Show all lines holding "date".

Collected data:
────────────────────────────────────────
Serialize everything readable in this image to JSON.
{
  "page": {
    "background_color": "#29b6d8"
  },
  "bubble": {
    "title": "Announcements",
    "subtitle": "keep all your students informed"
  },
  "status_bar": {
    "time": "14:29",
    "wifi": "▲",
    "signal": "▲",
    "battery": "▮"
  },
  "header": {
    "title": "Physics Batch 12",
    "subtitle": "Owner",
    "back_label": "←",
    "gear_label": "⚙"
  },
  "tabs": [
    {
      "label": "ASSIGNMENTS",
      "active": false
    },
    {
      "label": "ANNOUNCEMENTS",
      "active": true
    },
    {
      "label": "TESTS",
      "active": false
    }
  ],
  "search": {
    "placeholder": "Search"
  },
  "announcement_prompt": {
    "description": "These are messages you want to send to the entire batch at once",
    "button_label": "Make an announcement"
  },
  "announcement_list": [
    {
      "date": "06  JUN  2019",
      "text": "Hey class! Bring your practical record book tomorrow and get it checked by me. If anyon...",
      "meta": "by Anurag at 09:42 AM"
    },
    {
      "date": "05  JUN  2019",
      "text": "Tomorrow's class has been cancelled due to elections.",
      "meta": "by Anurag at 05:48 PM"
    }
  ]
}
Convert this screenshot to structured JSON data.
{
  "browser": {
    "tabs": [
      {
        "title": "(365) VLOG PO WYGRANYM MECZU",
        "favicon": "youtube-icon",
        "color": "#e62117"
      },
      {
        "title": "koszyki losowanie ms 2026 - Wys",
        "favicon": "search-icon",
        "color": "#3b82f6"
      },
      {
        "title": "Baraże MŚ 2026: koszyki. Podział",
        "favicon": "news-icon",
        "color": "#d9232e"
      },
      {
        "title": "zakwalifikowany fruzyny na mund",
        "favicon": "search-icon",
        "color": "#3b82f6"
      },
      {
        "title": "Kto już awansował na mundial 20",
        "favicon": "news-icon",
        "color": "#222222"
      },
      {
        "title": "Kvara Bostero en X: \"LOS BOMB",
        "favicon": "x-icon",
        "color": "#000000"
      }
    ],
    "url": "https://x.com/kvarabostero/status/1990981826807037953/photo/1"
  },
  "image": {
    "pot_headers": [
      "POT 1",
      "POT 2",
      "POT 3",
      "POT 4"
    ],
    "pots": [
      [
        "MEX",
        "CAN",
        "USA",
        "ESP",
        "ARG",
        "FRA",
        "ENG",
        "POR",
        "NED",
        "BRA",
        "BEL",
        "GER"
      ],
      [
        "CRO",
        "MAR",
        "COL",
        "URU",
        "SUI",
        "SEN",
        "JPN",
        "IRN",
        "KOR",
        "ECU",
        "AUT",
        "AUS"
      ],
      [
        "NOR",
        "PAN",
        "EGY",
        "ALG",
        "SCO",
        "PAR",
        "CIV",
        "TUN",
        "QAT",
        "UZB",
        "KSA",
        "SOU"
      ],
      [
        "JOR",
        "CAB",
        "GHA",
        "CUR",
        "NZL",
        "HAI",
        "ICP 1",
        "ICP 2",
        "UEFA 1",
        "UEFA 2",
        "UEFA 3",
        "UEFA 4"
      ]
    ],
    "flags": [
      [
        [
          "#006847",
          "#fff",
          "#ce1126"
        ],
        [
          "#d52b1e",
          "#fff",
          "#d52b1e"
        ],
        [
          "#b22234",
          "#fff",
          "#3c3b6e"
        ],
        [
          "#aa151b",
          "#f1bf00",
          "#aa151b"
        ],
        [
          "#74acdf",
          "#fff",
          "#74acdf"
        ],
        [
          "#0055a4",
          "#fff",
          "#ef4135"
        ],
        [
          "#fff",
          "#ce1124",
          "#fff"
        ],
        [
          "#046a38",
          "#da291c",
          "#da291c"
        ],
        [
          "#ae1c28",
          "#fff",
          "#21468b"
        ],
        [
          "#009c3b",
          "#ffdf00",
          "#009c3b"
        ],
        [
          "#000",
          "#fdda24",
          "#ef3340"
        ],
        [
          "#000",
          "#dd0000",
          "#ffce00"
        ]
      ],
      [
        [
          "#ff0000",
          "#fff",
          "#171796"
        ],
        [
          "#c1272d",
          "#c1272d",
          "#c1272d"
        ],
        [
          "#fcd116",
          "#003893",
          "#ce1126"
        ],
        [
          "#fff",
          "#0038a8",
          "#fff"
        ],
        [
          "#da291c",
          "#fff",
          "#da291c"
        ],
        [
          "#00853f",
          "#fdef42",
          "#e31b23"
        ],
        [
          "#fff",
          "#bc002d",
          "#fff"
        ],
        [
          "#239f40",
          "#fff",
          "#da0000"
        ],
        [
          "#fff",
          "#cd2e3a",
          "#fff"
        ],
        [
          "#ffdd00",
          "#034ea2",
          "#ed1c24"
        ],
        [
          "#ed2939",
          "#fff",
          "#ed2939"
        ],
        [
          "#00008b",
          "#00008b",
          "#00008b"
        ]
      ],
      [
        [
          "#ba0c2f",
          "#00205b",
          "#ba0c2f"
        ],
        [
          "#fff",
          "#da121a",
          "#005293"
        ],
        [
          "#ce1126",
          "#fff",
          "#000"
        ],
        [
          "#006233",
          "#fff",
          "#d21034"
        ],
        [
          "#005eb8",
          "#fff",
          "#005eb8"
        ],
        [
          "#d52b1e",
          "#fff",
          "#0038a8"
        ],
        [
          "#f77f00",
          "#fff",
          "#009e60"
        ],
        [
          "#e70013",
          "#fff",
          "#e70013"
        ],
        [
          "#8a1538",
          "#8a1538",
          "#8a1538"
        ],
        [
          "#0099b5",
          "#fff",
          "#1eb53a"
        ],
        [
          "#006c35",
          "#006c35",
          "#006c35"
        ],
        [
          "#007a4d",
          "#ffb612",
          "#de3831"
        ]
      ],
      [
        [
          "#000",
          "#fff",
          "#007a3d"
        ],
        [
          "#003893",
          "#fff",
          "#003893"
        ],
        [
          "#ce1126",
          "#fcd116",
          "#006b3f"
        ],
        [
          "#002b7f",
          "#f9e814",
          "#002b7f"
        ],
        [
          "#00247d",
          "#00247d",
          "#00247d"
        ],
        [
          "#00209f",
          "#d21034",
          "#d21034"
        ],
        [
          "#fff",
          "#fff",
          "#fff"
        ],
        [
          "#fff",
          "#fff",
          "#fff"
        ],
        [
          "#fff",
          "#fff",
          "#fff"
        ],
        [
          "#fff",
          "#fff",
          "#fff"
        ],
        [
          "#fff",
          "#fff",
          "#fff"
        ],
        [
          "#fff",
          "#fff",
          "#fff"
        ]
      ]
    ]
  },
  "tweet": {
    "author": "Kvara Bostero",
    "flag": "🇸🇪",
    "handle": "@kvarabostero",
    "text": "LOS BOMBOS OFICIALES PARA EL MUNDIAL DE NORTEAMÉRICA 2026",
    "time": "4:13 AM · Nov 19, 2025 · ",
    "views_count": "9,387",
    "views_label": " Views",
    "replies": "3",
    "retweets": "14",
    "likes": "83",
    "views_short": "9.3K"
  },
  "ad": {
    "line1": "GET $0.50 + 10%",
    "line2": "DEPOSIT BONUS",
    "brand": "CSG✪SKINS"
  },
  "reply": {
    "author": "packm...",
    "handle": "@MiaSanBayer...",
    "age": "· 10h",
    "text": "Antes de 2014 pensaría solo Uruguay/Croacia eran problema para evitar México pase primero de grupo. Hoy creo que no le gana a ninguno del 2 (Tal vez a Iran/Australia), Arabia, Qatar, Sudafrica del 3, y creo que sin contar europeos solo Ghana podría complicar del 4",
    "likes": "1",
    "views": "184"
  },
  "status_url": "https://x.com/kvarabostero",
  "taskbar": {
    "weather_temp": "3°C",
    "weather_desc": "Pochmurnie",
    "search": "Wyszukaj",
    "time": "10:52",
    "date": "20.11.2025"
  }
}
────────────────────────────────────────
__Result__.
      "date": "06  JUN  2019",
      "date": "05  JUN  2019",
    "date": "20.11.2025"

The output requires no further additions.